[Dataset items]
----------
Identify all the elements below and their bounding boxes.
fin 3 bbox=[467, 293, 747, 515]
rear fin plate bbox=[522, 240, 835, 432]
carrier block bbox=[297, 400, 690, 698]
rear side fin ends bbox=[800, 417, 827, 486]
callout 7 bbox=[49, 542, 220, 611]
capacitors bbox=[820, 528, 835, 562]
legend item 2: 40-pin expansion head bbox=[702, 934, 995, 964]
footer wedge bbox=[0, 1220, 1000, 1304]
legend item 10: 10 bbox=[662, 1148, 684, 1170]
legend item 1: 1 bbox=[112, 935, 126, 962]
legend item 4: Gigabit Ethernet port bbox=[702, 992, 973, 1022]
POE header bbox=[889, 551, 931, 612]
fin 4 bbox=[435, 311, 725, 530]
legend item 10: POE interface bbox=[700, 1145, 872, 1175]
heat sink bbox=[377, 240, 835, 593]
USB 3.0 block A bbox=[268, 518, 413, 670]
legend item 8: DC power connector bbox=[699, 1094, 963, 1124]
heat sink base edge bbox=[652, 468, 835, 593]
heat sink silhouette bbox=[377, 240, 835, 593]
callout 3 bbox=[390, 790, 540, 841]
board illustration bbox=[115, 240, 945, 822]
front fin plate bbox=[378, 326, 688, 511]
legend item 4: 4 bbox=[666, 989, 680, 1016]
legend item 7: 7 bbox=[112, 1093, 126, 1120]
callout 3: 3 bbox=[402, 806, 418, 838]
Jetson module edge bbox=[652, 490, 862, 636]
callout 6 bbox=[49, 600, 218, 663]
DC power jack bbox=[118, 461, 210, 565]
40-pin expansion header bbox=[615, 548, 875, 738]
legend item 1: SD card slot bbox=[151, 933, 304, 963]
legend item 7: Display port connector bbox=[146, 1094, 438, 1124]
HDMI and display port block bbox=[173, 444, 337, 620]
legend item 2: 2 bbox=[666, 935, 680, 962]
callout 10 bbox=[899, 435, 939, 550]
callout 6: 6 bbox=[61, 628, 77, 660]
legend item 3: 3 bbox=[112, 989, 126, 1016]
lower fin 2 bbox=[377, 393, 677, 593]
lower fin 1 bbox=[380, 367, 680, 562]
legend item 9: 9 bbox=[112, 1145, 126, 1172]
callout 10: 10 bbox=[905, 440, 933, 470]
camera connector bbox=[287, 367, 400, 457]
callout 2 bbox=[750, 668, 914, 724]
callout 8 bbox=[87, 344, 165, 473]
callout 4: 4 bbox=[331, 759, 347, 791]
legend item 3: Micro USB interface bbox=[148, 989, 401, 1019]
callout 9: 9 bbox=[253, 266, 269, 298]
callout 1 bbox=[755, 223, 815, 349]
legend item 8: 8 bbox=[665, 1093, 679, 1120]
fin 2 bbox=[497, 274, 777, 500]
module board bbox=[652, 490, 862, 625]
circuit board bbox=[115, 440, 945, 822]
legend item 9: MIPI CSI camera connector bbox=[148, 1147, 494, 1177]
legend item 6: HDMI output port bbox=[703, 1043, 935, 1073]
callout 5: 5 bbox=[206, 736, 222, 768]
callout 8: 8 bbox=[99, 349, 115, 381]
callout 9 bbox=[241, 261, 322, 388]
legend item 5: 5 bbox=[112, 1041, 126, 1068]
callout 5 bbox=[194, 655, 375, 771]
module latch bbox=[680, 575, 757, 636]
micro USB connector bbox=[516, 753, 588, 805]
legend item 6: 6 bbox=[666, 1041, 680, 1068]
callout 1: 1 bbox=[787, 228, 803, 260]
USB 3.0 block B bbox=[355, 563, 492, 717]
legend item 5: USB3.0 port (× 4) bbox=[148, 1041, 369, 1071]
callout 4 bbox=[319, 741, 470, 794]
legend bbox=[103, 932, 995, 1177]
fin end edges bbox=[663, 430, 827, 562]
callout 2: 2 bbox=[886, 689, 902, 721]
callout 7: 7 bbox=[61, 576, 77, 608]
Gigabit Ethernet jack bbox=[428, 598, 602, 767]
----------
What the exercise asks: Reproduce every line of the dataset items above word for word, in the same order.

Answer to the problem:
Identify all the elements below and their bounding boxes.
fin 3 bbox=[467, 293, 747, 515]
rear fin plate bbox=[522, 240, 835, 432]
carrier block bbox=[297, 400, 690, 698]
rear side fin ends bbox=[800, 417, 827, 486]
callout 7 bbox=[49, 542, 220, 611]
capacitors bbox=[820, 528, 835, 562]
legend item 2: 40-pin expansion head bbox=[702, 934, 995, 964]
footer wedge bbox=[0, 1220, 1000, 1304]
legend item 10: 10 bbox=[662, 1148, 684, 1170]
legend item 1: 1 bbox=[112, 935, 126, 962]
legend item 4: Gigabit Ethernet port bbox=[702, 992, 973, 1022]
POE header bbox=[889, 551, 931, 612]
fin 4 bbox=[435, 311, 725, 530]
legend item 10: POE interface bbox=[700, 1145, 872, 1175]
heat sink bbox=[377, 240, 835, 593]
USB 3.0 block A bbox=[268, 518, 413, 670]
legend item 8: DC power connector bbox=[699, 1094, 963, 1124]
heat sink base edge bbox=[652, 468, 835, 593]
heat sink silhouette bbox=[377, 240, 835, 593]
callout 3 bbox=[390, 790, 540, 841]
board illustration bbox=[115, 240, 945, 822]
front fin plate bbox=[378, 326, 688, 511]
legend item 4: 4 bbox=[666, 989, 680, 1016]
legend item 7: 7 bbox=[112, 1093, 126, 1120]
callout 3: 3 bbox=[402, 806, 418, 838]
Jetson module edge bbox=[652, 490, 862, 636]
callout 6 bbox=[49, 600, 218, 663]
DC power jack bbox=[118, 461, 210, 565]
40-pin expansion header bbox=[615, 548, 875, 738]
legend item 1: SD card slot bbox=[151, 933, 304, 963]
legend item 7: Display port connector bbox=[146, 1094, 438, 1124]
HDMI and display port block bbox=[173, 444, 337, 620]
legend item 2: 2 bbox=[666, 935, 680, 962]
callout 10 bbox=[899, 435, 939, 550]
callout 6: 6 bbox=[61, 628, 77, 660]
legend item 3: 3 bbox=[112, 989, 126, 1016]
lower fin 2 bbox=[377, 393, 677, 593]
lower fin 1 bbox=[380, 367, 680, 562]
legend item 9: 9 bbox=[112, 1145, 126, 1172]
callout 10: 10 bbox=[905, 440, 933, 470]
camera connector bbox=[287, 367, 400, 457]
callout 2 bbox=[750, 668, 914, 724]
callout 8 bbox=[87, 344, 165, 473]
callout 4: 4 bbox=[331, 759, 347, 791]
legend item 3: Micro USB interface bbox=[148, 989, 401, 1019]
callout 9: 9 bbox=[253, 266, 269, 298]
callout 1 bbox=[755, 223, 815, 349]
legend item 8: 8 bbox=[665, 1093, 679, 1120]
fin 2 bbox=[497, 274, 777, 500]
module board bbox=[652, 490, 862, 625]
circuit board bbox=[115, 440, 945, 822]
legend item 9: MIPI CSI camera connector bbox=[148, 1147, 494, 1177]
legend item 6: HDMI output port bbox=[703, 1043, 935, 1073]
callout 5: 5 bbox=[206, 736, 222, 768]
callout 8: 8 bbox=[99, 349, 115, 381]
callout 9 bbox=[241, 261, 322, 388]
legend item 5: 5 bbox=[112, 1041, 126, 1068]
callout 5 bbox=[194, 655, 375, 771]
module latch bbox=[680, 575, 757, 636]
micro USB connector bbox=[516, 753, 588, 805]
legend item 6: 6 bbox=[666, 1041, 680, 1068]
callout 1: 1 bbox=[787, 228, 803, 260]
USB 3.0 block B bbox=[355, 563, 492, 717]
legend item 5: USB3.0 port (× 4) bbox=[148, 1041, 369, 1071]
callout 4 bbox=[319, 741, 470, 794]
legend bbox=[103, 932, 995, 1177]
fin end edges bbox=[663, 430, 827, 562]
callout 2: 2 bbox=[886, 689, 902, 721]
callout 7: 7 bbox=[61, 576, 77, 608]
Gigabit Ethernet jack bbox=[428, 598, 602, 767]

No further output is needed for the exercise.